# GOAL:
Count every line in the data below where "color" occurs, then state that number and nothing more.

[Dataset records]

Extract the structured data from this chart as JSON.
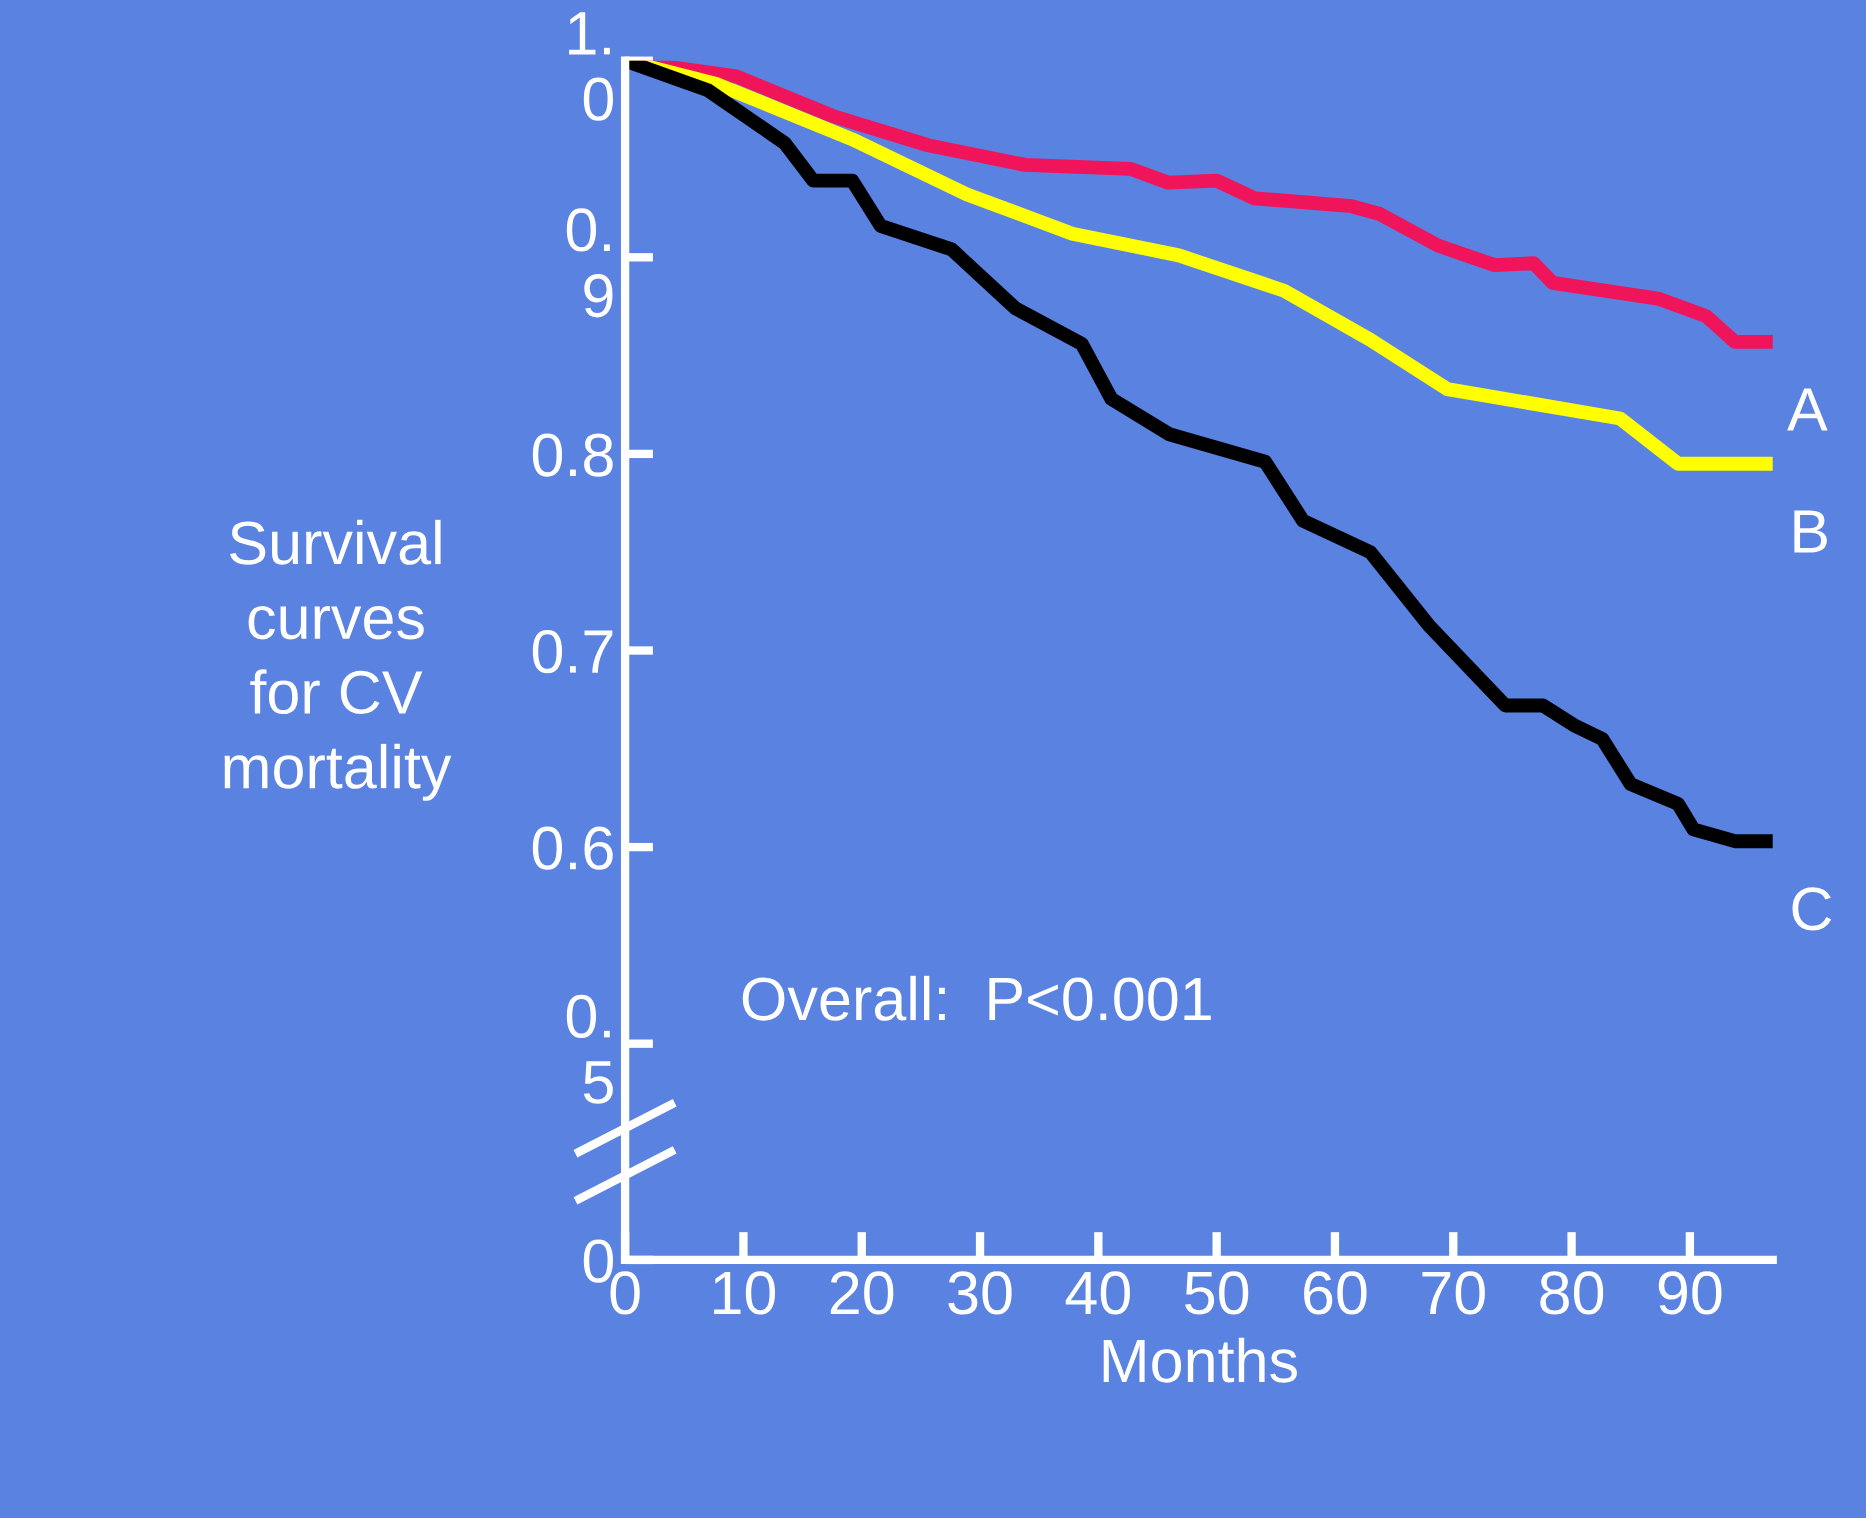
{
  "chart_data": {
    "type": "line",
    "ylabel": "Survival\ncurves\nfor CV\nmortality",
    "xlabel": "Months",
    "annotations": [
      "Overall:  P<0.001"
    ],
    "xlim": [
      0,
      97
    ],
    "xticks": [
      0,
      10,
      20,
      30,
      40,
      50,
      60,
      70,
      80,
      90
    ],
    "ylim": [
      0.39,
      1.0
    ],
    "yticks": [
      {
        "value": 0.39,
        "label": "0"
      },
      {
        "value": 0.5,
        "label": "0.\n5"
      },
      0.6,
      0.7,
      0.8,
      {
        "value": 0.9,
        "label": "0.\n9"
      },
      {
        "value": 1.0,
        "label": "1.\n0"
      }
    ],
    "grid": false,
    "legend": false,
    "marker": "none",
    "line_style": "solid",
    "series": [
      {
        "name": "A",
        "color": "#f0145a",
        "x": [
          0,
          9.4,
          17.5,
          25.6,
          33.8,
          42.7,
          45.9,
          50,
          53.2,
          61.4,
          63.8,
          68.7,
          73.5,
          76.8,
          78.4,
          87.3,
          91.4,
          93.8,
          96.8
        ],
        "values": [
          1.0,
          0.992,
          0.972,
          0.957,
          0.947,
          0.945,
          0.938,
          0.939,
          0.93,
          0.926,
          0.922,
          0.906,
          0.896,
          0.897,
          0.887,
          0.879,
          0.87,
          0.857,
          0.857
        ]
      },
      {
        "name": "B",
        "color": "#ffff00",
        "x": [
          0,
          7.8,
          19.2,
          28.9,
          37.8,
          46.8,
          55.7,
          63,
          69.5,
          84.1,
          89,
          97
        ],
        "values": [
          1.0,
          0.988,
          0.96,
          0.932,
          0.912,
          0.901,
          0.883,
          0.858,
          0.833,
          0.818,
          0.795,
          0.795
        ]
      },
      {
        "name": "C",
        "color": "#000000",
        "x": [
          0,
          7,
          13.5,
          15.9,
          19.2,
          21.6,
          27.6,
          33,
          38.6,
          41.1,
          46,
          54.1,
          57.3,
          63,
          67.9,
          74.4,
          77.6,
          80.2,
          82.6,
          85,
          89,
          90.3,
          93.8,
          97
        ],
        "values": [
          1.0,
          0.985,
          0.958,
          0.939,
          0.939,
          0.916,
          0.904,
          0.874,
          0.856,
          0.828,
          0.81,
          0.796,
          0.766,
          0.75,
          0.713,
          0.672,
          0.672,
          0.662,
          0.655,
          0.632,
          0.622,
          0.609,
          0.603,
          0.603
        ]
      }
    ]
  }
}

# EXERCISE RESPONSE:
3